-- Start SUPPLIED MATERIAL --

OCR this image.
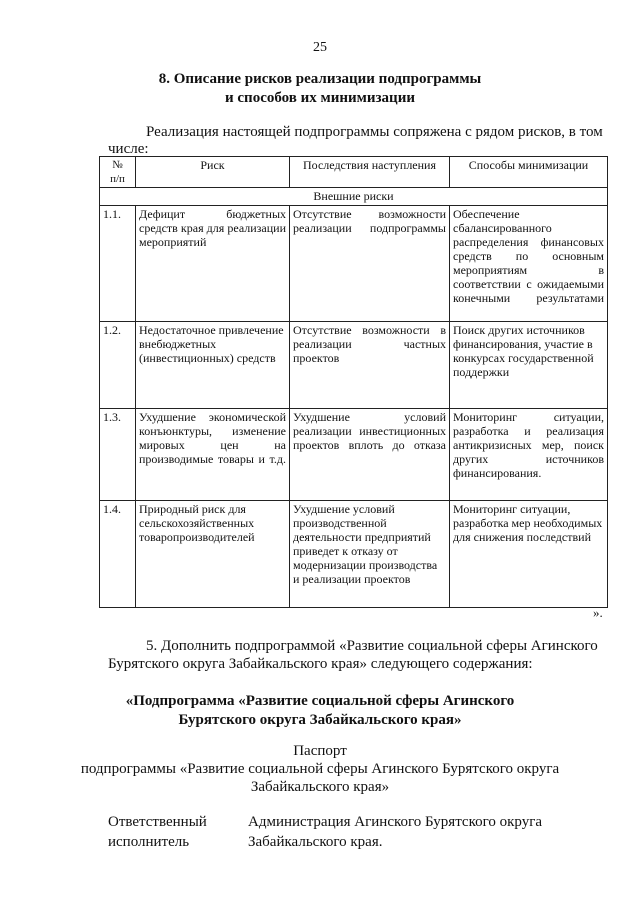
25
8. Описание рисков реализации подпрограммы
и способов их минимизации
Реализация настоящей подпрограммы сопряжена с рядом рисков, в том числе:
№
п/п	Риск	Последствия наступления	Способы минимизации
Внешние риски			
1.1.	Дефицит бюджетных средств края для реализации мероприятий	Отсутствие возможности реализации подпрограммы	Обеспечение сбалансированного распределения финансовых средств по основным мероприятиям в соответствии с ожидаемыми конечными результатами
1.2.	Недостаточное привлечение внебюджетных (инвестиционных) средств	Отсутствие возможности в реализации частных проектов	Поиск других источников финансирования, участие в конкурсах государственной поддержки
1.3.	Ухудшение экономической конъюнктуры, изменение мировых цен на производимые товары и т.д.	Ухудшение условий реализации инвестиционных проектов вплоть до отказа	Мониторинг ситуации, разработка и реализация антикризисных мер, поиск других источников финансирования.
1.4.	Природный риск для сельскохозяйственных товаропроизводителей	Ухудшение условий производственной деятельности предприятий приведет к отказу от модернизации производства и реализации проектов	Мониторинг ситуации, разработка мер необходимых для снижения последствий
».
5. Дополнить подпрограммой «Развитие социальной сферы Агинского Бурятского округа Забайкальского края» следующего содержания:
«Подпрограмма «Развитие социальной сферы Агинского
Бурятского округа Забайкальского края»
Паспорт
подпрограммы «Развитие социальной сферы Агинского Бурятского округа
Забайкальского края»
Ответственный
исполнитель
Администрация Агинского Бурятского округа
Забайкальского края.
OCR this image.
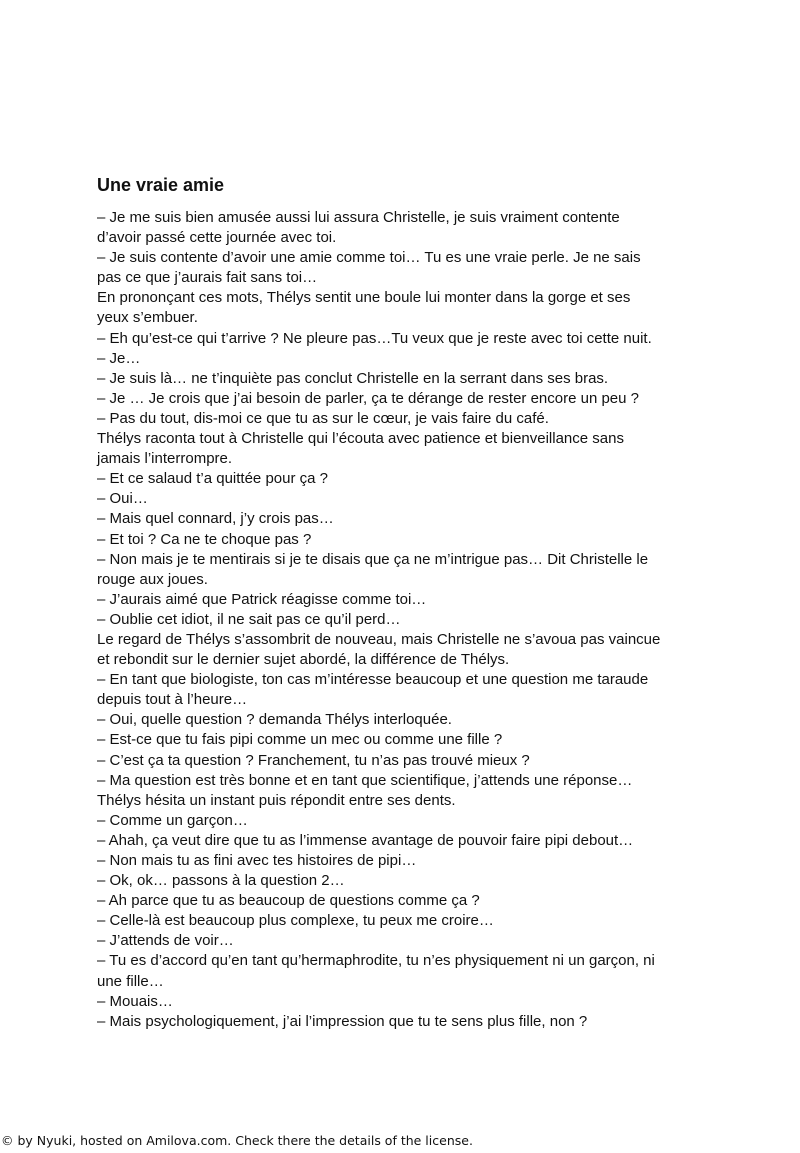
Une vraie amie
– Je me suis bien amusée aussi lui assura Christelle, je suis vraiment contente
d’avoir passé cette journée avec toi.
– Je suis contente d’avoir une amie comme toi… Tu es une vraie perle. Je ne sais
pas ce que j’aurais fait sans toi…
En prononçant ces mots, Thélys sentit une boule lui monter dans la gorge et ses
yeux s’embuer.
– Eh qu’est-ce qui t’arrive ? Ne pleure pas…Tu veux que je reste avec toi cette nuit.
– Je…
– Je suis là… ne t’inquiète pas conclut Christelle en la serrant dans ses bras.
– Je … Je crois que j’ai besoin de parler, ça te dérange de rester encore un peu ?
– Pas du tout, dis-moi ce que tu as sur le cœur, je vais faire du café.
Thélys raconta tout à Christelle qui l’écouta avec patience et bienveillance sans
jamais l’interrompre.
– Et ce salaud t’a quittée pour ça ?
– Oui…
– Mais quel connard, j’y crois pas…
– Et toi ? Ca ne te choque pas ?
– Non mais je te mentirais si je te disais que ça ne m’intrigue pas… Dit Christelle le
rouge aux joues.
– J’aurais aimé que Patrick réagisse comme toi…
– Oublie cet idiot, il ne sait pas ce qu’il perd…
Le regard de Thélys s’assombrit de nouveau, mais Christelle ne s’avoua pas vaincue
et rebondit sur le dernier sujet abordé, la différence de Thélys.
– En tant que biologiste, ton cas m’intéresse beaucoup et une question me taraude
depuis tout à l’heure…
– Oui, quelle question ? demanda Thélys interloquée.
– Est-ce que tu fais pipi comme un mec ou comme une fille ?
– C’est ça ta question ? Franchement, tu n’as pas trouvé mieux ?
– Ma question est très bonne et en tant que scientifique, j’attends une réponse…
Thélys hésita un instant puis répondit entre ses dents.
– Comme un garçon…
– Ahah, ça veut dire que tu as l’immense avantage de pouvoir faire pipi debout…
– Non mais tu as fini avec tes histoires de pipi…
– Ok, ok… passons à la question 2…
– Ah parce que tu as beaucoup de questions comme ça ?
– Celle-là est beaucoup plus complexe, tu peux me croire…
– J’attends de voir…
– Tu es d’accord qu’en tant qu’hermaphrodite, tu n’es physiquement ni un garçon, ni
une fille…
– Mouais…
– Mais psychologiquement, j’ai l’impression que tu te sens plus fille, non ?
© by Nyuki, hosted on Amilova.com. Check there the details of the license.
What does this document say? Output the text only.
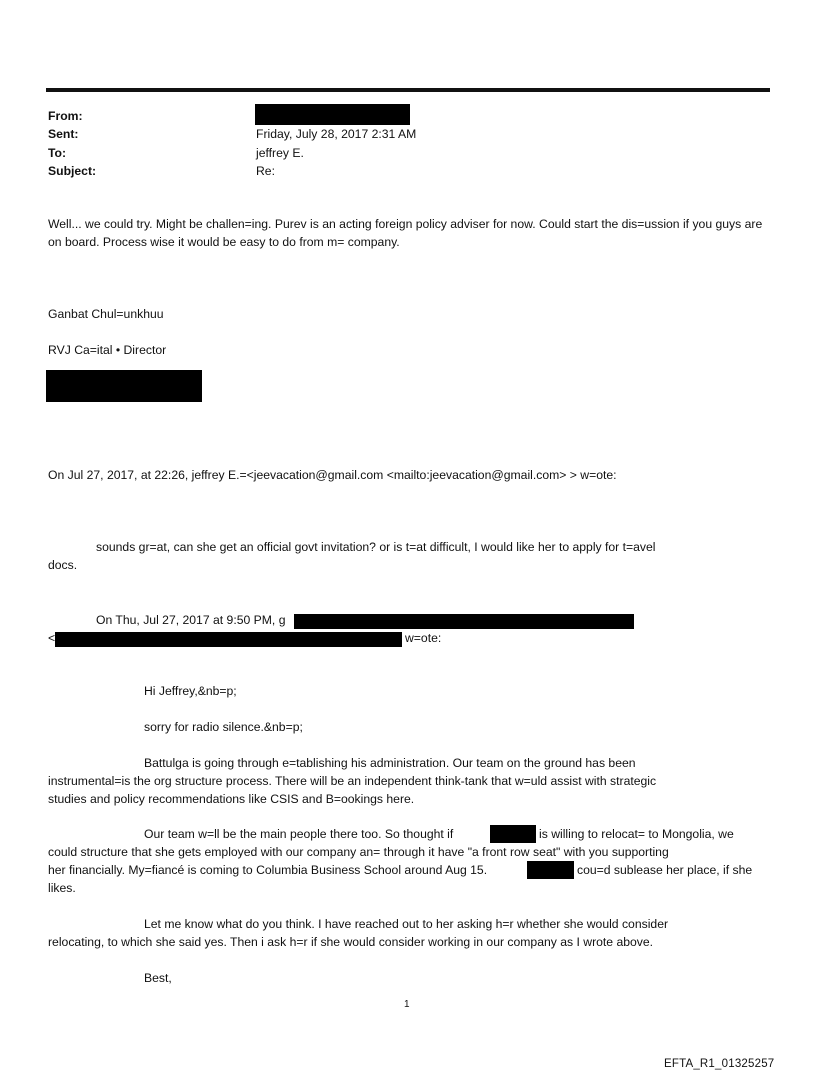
From:
Sent:	Friday, July 28, 2017 2:31 AM
To:	jeffrey E.
Subject:	Re:
Well... we could try. Might be challen=ing. Purev is an acting foreign policy adviser for now. Could start the dis=ussion if you guys are on board. Process wise it would be easy to do from m= company.
Ganbat Chul=unkhuu
RVJ Ca=ital • Director
On Jul 27, 2017, at 22:26, jeffrey E.=<jeevacation@gmail.com <mailto:jeevacation@gmail.com> > w=ote:
sounds gr=at, can she get an official govt invitation? or is t=at difficult, I would like her to apply for t=avel
docs.
On Thu, Jul 27, 2017 at 9:50 PM, g
<	w=ote:
Hi Jeffrey,&nb=p;
sorry for radio silence.&nb=p;
Battulga is going through e=tablishing his administration. Our team on the ground has been
instrumental=is the org structure process. There will be an independent think-tank that w=uld assist with strategic
studies and policy recommendations like CSIS and B=ookings here.
Our team w=ll be the main people there too. So thought if	is willing to relocat= to Mongolia, we
could structure that she gets employed with our company an= through it have "a front row seat" with you supporting
her financially. My=fiancé is coming to Columbia Business School around Aug 15.	cou=d sublease her place, if she
likes.
Let me know what do you think. I have reached out to her asking h=r whether she would consider
relocating, to which she said yes. Then i ask h=r if she would consider working in our company as I wrote above.
Best,
1
EFTA_R1_01325257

-- End SUPPLIED MATERIAL --

# [STATED TASK]
Which lines contain "Агинского"? Copy each of them.

# [FULL RESPONSE]
5. Дополнить подпрограммой «Развитие социальной сферы Агинского Бурятского округа Забайкальского края» следующего содержания:
«Подпрограмма «Развитие социальной сферы Агинского
подпрограммы «Развитие социальной сферы Агинского Бурятского округа
Администрация Агинского Бурятского округа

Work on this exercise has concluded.